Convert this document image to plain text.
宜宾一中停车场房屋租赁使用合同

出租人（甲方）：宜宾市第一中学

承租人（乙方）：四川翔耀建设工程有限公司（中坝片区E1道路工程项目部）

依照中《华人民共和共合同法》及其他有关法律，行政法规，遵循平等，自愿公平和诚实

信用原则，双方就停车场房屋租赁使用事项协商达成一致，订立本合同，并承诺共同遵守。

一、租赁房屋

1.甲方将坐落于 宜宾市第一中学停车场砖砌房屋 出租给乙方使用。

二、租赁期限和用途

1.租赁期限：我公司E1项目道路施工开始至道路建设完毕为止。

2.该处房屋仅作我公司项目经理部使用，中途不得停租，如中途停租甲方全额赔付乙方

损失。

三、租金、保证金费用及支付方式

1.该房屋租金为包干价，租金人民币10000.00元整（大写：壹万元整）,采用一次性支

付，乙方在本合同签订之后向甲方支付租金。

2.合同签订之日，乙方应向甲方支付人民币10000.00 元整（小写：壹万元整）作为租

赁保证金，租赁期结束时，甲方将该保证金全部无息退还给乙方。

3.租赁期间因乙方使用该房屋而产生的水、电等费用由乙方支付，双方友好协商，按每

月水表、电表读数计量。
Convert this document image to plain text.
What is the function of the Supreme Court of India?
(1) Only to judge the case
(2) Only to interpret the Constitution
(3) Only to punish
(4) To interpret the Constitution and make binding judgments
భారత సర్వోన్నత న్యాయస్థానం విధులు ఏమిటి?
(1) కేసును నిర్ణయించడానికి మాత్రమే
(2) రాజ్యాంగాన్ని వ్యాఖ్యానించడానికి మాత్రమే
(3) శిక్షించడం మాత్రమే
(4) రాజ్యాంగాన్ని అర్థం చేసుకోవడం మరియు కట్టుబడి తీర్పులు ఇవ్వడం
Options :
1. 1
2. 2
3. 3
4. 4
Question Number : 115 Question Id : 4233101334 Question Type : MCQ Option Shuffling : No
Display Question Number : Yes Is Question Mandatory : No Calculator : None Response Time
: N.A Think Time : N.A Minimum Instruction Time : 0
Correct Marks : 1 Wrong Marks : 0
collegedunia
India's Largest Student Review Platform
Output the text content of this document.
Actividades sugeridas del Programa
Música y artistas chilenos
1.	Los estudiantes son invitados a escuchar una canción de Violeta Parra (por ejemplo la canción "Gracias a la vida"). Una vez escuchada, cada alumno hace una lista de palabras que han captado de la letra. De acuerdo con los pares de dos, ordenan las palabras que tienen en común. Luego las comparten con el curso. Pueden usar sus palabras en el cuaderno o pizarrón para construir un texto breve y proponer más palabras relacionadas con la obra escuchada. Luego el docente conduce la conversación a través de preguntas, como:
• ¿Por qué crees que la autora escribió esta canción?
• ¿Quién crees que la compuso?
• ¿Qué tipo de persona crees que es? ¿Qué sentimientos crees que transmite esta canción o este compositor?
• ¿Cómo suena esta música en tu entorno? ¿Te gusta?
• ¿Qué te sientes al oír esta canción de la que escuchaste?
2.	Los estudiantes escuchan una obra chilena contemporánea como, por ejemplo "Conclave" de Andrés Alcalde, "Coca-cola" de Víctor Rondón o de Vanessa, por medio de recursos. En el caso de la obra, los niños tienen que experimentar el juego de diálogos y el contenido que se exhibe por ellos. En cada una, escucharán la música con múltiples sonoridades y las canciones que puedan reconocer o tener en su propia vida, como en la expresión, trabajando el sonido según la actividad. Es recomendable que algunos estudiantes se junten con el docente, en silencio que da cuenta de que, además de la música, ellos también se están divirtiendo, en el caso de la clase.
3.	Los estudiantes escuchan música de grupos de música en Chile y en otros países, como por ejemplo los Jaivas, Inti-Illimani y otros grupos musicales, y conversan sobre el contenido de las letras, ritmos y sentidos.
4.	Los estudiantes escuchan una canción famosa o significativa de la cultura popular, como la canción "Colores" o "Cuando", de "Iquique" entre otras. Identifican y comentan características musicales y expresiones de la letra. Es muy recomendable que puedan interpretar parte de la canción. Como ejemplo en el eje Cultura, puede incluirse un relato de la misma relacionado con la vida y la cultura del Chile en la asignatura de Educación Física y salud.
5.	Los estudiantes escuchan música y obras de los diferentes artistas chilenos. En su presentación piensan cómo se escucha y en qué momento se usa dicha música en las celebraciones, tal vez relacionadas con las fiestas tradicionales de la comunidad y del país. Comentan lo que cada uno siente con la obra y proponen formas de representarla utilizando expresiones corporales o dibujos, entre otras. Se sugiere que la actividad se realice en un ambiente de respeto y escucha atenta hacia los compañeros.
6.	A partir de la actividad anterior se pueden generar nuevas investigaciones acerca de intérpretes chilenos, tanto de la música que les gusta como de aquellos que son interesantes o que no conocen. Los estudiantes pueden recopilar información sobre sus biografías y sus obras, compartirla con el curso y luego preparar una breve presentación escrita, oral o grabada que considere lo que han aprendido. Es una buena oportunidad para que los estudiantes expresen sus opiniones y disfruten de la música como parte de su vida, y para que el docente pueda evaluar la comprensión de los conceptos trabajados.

#### STATED EXERCISE
Give all the records again. Match them exactly.

#### REPLY
Convert this document image to plain text.
宜宾一中停车场房屋租赁使用合同

出租人（甲方）：宜宾市第一中学

承租人（乙方）：四川翔耀建设工程有限公司（中坝片区E1道路工程项目部）

依照中《华人民共和共合同法》及其他有关法律，行政法规，遵循平等，自愿公平和诚实

信用原则，双方就停车场房屋租赁使用事项协商达成一致，订立本合同，并承诺共同遵守。

一、租赁房屋

1.甲方将坐落于 宜宾市第一中学停车场砖砌房屋 出租给乙方使用。

二、租赁期限和用途

1.租赁期限：我公司E1项目道路施工开始至道路建设完毕为止。

2.该处房屋仅作我公司项目经理部使用，中途不得停租，如中途停租甲方全额赔付乙方

损失。

三、租金、保证金费用及支付方式

1.该房屋租金为包干价，租金人民币10000.00元整（大写：壹万元整）,采用一次性支

付，乙方在本合同签订之后向甲方支付租金。

2.合同签订之日，乙方应向甲方支付人民币10000.00 元整（小写：壹万元整）作为租

赁保证金，租赁期结束时，甲方将该保证金全部无息退还给乙方。

3.租赁期间因乙方使用该房屋而产生的水、电等费用由乙方支付，双方友好协商，按每

月水表、电表读数计量。
Convert this document image to plain text.
What is the function of the Supreme Court of India?
(1) Only to judge the case
(2) Only to interpret the Constitution
(3) Only to punish
(4) To interpret the Constitution and make binding judgments
భారత సర్వోన్నత న్యాయస్థానం విధులు ఏమిటి?
(1) కేసును నిర్ణయించడానికి మాత్రమే
(2) రాజ్యాంగాన్ని వ్యాఖ్యానించడానికి మాత్రమే
(3) శిక్షించడం మాత్రమే
(4) రాజ్యాంగాన్ని అర్థం చేసుకోవడం మరియు కట్టుబడి తీర్పులు ఇవ్వడం
Options :
1. 1
2. 2
3. 3
4. 4
Question Number : 115 Question Id : 4233101334 Question Type : MCQ Option Shuffling : No
Display Question Number : Yes Is Question Mandatory : No Calculator : None Response Time
: N.A Think Time : N.A Minimum Instruction Time : 0
Correct Marks : 1 Wrong Marks : 0
collegedunia
India's Largest Student Review Platform
Output the text content of this document.
Actividades sugeridas del Programa
Música y artistas chilenos
1.	Los estudiantes son invitados a escuchar una canción de Violeta Parra (por ejemplo la canción "Gracias a la vida"). Una vez escuchada, cada alumno hace una lista de palabras que han captado de la letra. De acuerdo con los pares de dos, ordenan las palabras que tienen en común. Luego las comparten con el curso. Pueden usar sus palabras en el cuaderno o pizarrón para construir un texto breve y proponer más palabras relacionadas con la obra escuchada. Luego el docente conduce la conversación a través de preguntas, como:
• ¿Por qué crees que la autora escribió esta canción?
• ¿Quién crees que la compuso?
• ¿Qué tipo de persona crees que es? ¿Qué sentimientos crees que transmite esta canción o este compositor?
• ¿Cómo suena esta música en tu entorno? ¿Te gusta?
• ¿Qué te sientes al oír esta canción de la que escuchaste?
2.	Los estudiantes escuchan una obra chilena contemporánea como, por ejemplo "Conclave" de Andrés Alcalde, "Coca-cola" de Víctor Rondón o de Vanessa, por medio de recursos. En el caso de la obra, los niños tienen que experimentar el juego de diálogos y el contenido que se exhibe por ellos. En cada una, escucharán la música con múltiples sonoridades y las canciones que puedan reconocer o tener en su propia vida, como en la expresión, trabajando el sonido según la actividad. Es recomendable que algunos estudiantes se junten con el docente, en silencio que da cuenta de que, además de la música, ellos también se están divirtiendo, en el caso de la clase.
3.	Los estudiantes escuchan música de grupos de música en Chile y en otros países, como por ejemplo los Jaivas, Inti-Illimani y otros grupos musicales, y conversan sobre el contenido de las letras, ritmos y sentidos.
4.	Los estudiantes escuchan una canción famosa o significativa de la cultura popular, como la canción "Colores" o "Cuando", de "Iquique" entre otras. Identifican y comentan características musicales y expresiones de la letra. Es muy recomendable que puedan interpretar parte de la canción. Como ejemplo en el eje Cultura, puede incluirse un relato de la misma relacionado con la vida y la cultura del Chile en la asignatura de Educación Física y salud.
5.	Los estudiantes escuchan música y obras de los diferentes artistas chilenos. En su presentación piensan cómo se escucha y en qué momento se usa dicha música en las celebraciones, tal vez relacionadas con las fiestas tradicionales de la comunidad y del país. Comentan lo que cada uno siente con la obra y proponen formas de representarla utilizando expresiones corporales o dibujos, entre otras. Se sugiere que la actividad se realice en un ambiente de respeto y escucha atenta hacia los compañeros.
6.	A partir de la actividad anterior se pueden generar nuevas investigaciones acerca de intérpretes chilenos, tanto de la música que les gusta como de aquellos que son interesantes o que no conocen. Los estudiantes pueden recopilar información sobre sus biografías y sus obras, compartirla con el curso y luego preparar una breve presentación escrita, oral o grabada que considere lo que han aprendido. Es una buena oportunidad para que los estudiantes expresen sus opiniones y disfruten de la música como parte de su vida, y para que el docente pueda evaluar la comprensión de los conceptos trabajados.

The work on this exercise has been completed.